▶ _OBJECTIVE_
Would you transcribe the whole listing exactly, minus its pictures?

▶ _AVAILABLE DATA_

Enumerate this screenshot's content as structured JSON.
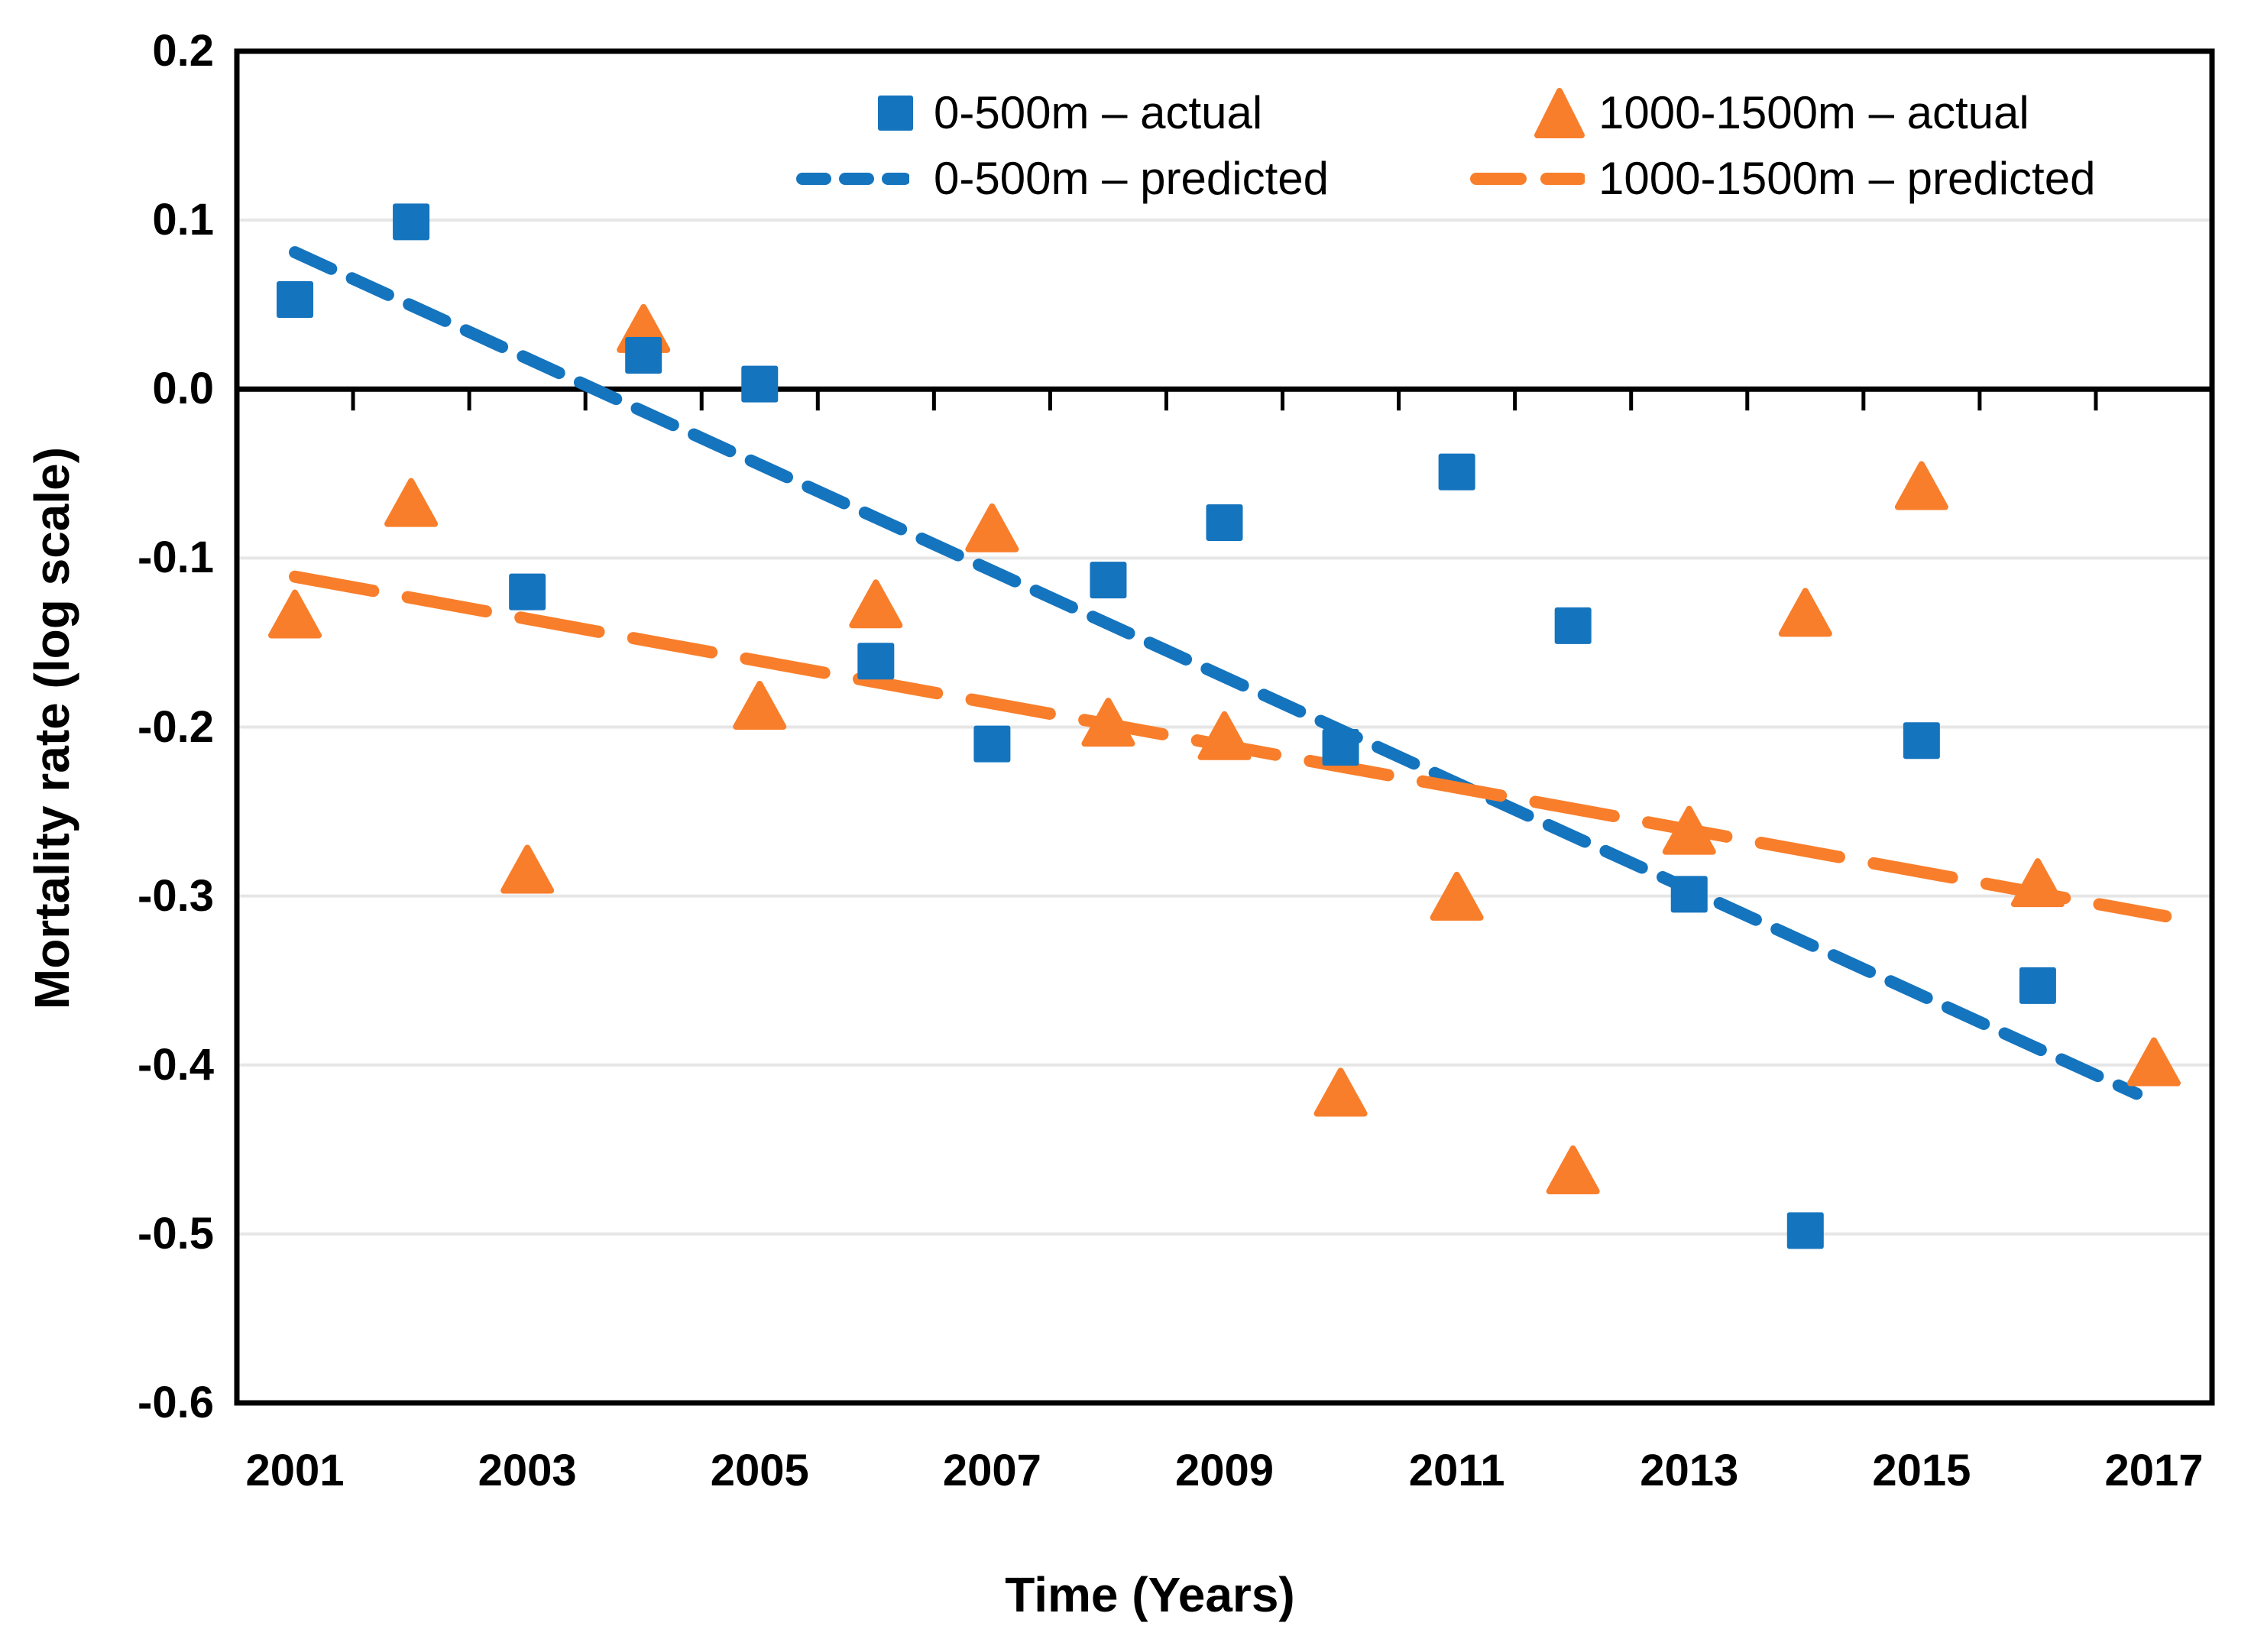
{
  "chart_data": {
    "type": "scatter",
    "title": "",
    "xlabel": "Time (Years)",
    "ylabel": "Mortality rate (log scale)",
    "xlim": [
      2000.5,
      2017.5
    ],
    "ylim": [
      -0.6,
      0.2
    ],
    "xticks": [
      2001,
      2003,
      2005,
      2007,
      2009,
      2011,
      2013,
      2015,
      2017
    ],
    "xtick_labels": [
      "2001",
      "2003",
      "2005",
      "2007",
      "2009",
      "2011",
      "2013",
      "2015",
      "2017"
    ],
    "yticks": [
      0.2,
      0.1,
      0.0,
      -0.1,
      -0.2,
      -0.3,
      -0.4,
      -0.5,
      -0.6
    ],
    "ytick_labels": [
      "0.2",
      "0.1",
      "0.0",
      "-0.1",
      "-0.2",
      "-0.3",
      "-0.4",
      "-0.5",
      "-0.6"
    ],
    "grid": "horizontal-only",
    "gridline_color": "#E6E6E6",
    "axis_color": "#000000",
    "x_axis_drawn_at_zero": true,
    "legend_position": "top-center-inside",
    "series": [
      {
        "name": "0-500m – actual",
        "type": "scatter",
        "marker": "square",
        "color": "#1574BE",
        "points": [
          [
            2001,
            0.053
          ],
          [
            2002,
            0.099
          ],
          [
            2003,
            -0.12
          ],
          [
            2004,
            0.02
          ],
          [
            2005,
            0.003
          ],
          [
            2006,
            -0.161
          ],
          [
            2007,
            -0.21
          ],
          [
            2008,
            -0.113
          ],
          [
            2009,
            -0.079
          ],
          [
            2010,
            -0.212
          ],
          [
            2011,
            -0.049
          ],
          [
            2012,
            -0.14
          ],
          [
            2013,
            -0.299
          ],
          [
            2014,
            -0.498
          ],
          [
            2015,
            -0.208
          ],
          [
            2016,
            -0.353
          ]
        ]
      },
      {
        "name": "1000-1500m – actual",
        "type": "scatter",
        "marker": "triangle",
        "color": "#F87E2B",
        "points": [
          [
            2001,
            -0.134
          ],
          [
            2002,
            -0.068
          ],
          [
            2003,
            -0.285
          ],
          [
            2004,
            0.035
          ],
          [
            2005,
            -0.188
          ],
          [
            2006,
            -0.128
          ],
          [
            2007,
            -0.083
          ],
          [
            2008,
            -0.198
          ],
          [
            2009,
            -0.206
          ],
          [
            2010,
            -0.417
          ],
          [
            2011,
            -0.301
          ],
          [
            2012,
            -0.463
          ],
          [
            2013,
            -0.262
          ],
          [
            2014,
            -0.133
          ],
          [
            2015,
            -0.058
          ],
          [
            2016,
            -0.293
          ],
          [
            2017,
            -0.399
          ]
        ]
      },
      {
        "name": "0-500m – predicted",
        "type": "line",
        "dash": [
          52,
          30
        ],
        "stroke_width": 16,
        "color": "#1574BE",
        "from": [
          2001,
          0.081
        ],
        "to": [
          2016.85,
          -0.417
        ]
      },
      {
        "name": "1000-1500m – predicted",
        "type": "line",
        "dash": [
          104,
          46
        ],
        "stroke_width": 16,
        "color": "#F87E2B",
        "from": [
          2001,
          -0.111
        ],
        "to": [
          2017.1,
          -0.312
        ]
      }
    ]
  }
}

▶ _SOLUTION FOR THIS TASK_
Enumerate this screenshot's content as structured JSON.
{
  "chart_data": {
    "type": "scatter",
    "title": "",
    "xlabel": "Time (Years)",
    "ylabel": "Mortality rate (log scale)",
    "xlim": [
      2000.5,
      2017.5
    ],
    "ylim": [
      -0.6,
      0.2
    ],
    "xticks": [
      2001,
      2003,
      2005,
      2007,
      2009,
      2011,
      2013,
      2015,
      2017
    ],
    "xtick_labels": [
      "2001",
      "2003",
      "2005",
      "2007",
      "2009",
      "2011",
      "2013",
      "2015",
      "2017"
    ],
    "yticks": [
      0.2,
      0.1,
      0.0,
      -0.1,
      -0.2,
      -0.3,
      -0.4,
      -0.5,
      -0.6
    ],
    "ytick_labels": [
      "0.2",
      "0.1",
      "0.0",
      "-0.1",
      "-0.2",
      "-0.3",
      "-0.4",
      "-0.5",
      "-0.6"
    ],
    "grid": "horizontal-only",
    "gridline_color": "#E6E6E6",
    "axis_color": "#000000",
    "x_axis_drawn_at_zero": true,
    "legend_position": "top-center-inside",
    "series": [
      {
        "name": "0-500m – actual",
        "type": "scatter",
        "marker": "square",
        "color": "#1574BE",
        "points": [
          [
            2001,
            0.053
          ],
          [
            2002,
            0.099
          ],
          [
            2003,
            -0.12
          ],
          [
            2004,
            0.02
          ],
          [
            2005,
            0.003
          ],
          [
            2006,
            -0.161
          ],
          [
            2007,
            -0.21
          ],
          [
            2008,
            -0.113
          ],
          [
            2009,
            -0.079
          ],
          [
            2010,
            -0.212
          ],
          [
            2011,
            -0.049
          ],
          [
            2012,
            -0.14
          ],
          [
            2013,
            -0.299
          ],
          [
            2014,
            -0.498
          ],
          [
            2015,
            -0.208
          ],
          [
            2016,
            -0.353
          ]
        ]
      },
      {
        "name": "1000-1500m – actual",
        "type": "scatter",
        "marker": "triangle",
        "color": "#F87E2B",
        "points": [
          [
            2001,
            -0.134
          ],
          [
            2002,
            -0.068
          ],
          [
            2003,
            -0.285
          ],
          [
            2004,
            0.035
          ],
          [
            2005,
            -0.188
          ],
          [
            2006,
            -0.128
          ],
          [
            2007,
            -0.083
          ],
          [
            2008,
            -0.198
          ],
          [
            2009,
            -0.206
          ],
          [
            2010,
            -0.417
          ],
          [
            2011,
            -0.301
          ],
          [
            2012,
            -0.463
          ],
          [
            2013,
            -0.262
          ],
          [
            2014,
            -0.133
          ],
          [
            2015,
            -0.058
          ],
          [
            2016,
            -0.293
          ],
          [
            2017,
            -0.399
          ]
        ]
      },
      {
        "name": "0-500m – predicted",
        "type": "line",
        "dash": [
          52,
          30
        ],
        "stroke_width": 16,
        "color": "#1574BE",
        "from": [
          2001,
          0.081
        ],
        "to": [
          2016.85,
          -0.417
        ]
      },
      {
        "name": "1000-1500m – predicted",
        "type": "line",
        "dash": [
          104,
          46
        ],
        "stroke_width": 16,
        "color": "#F87E2B",
        "from": [
          2001,
          -0.111
        ],
        "to": [
          2017.1,
          -0.312
        ]
      }
    ]
  }
}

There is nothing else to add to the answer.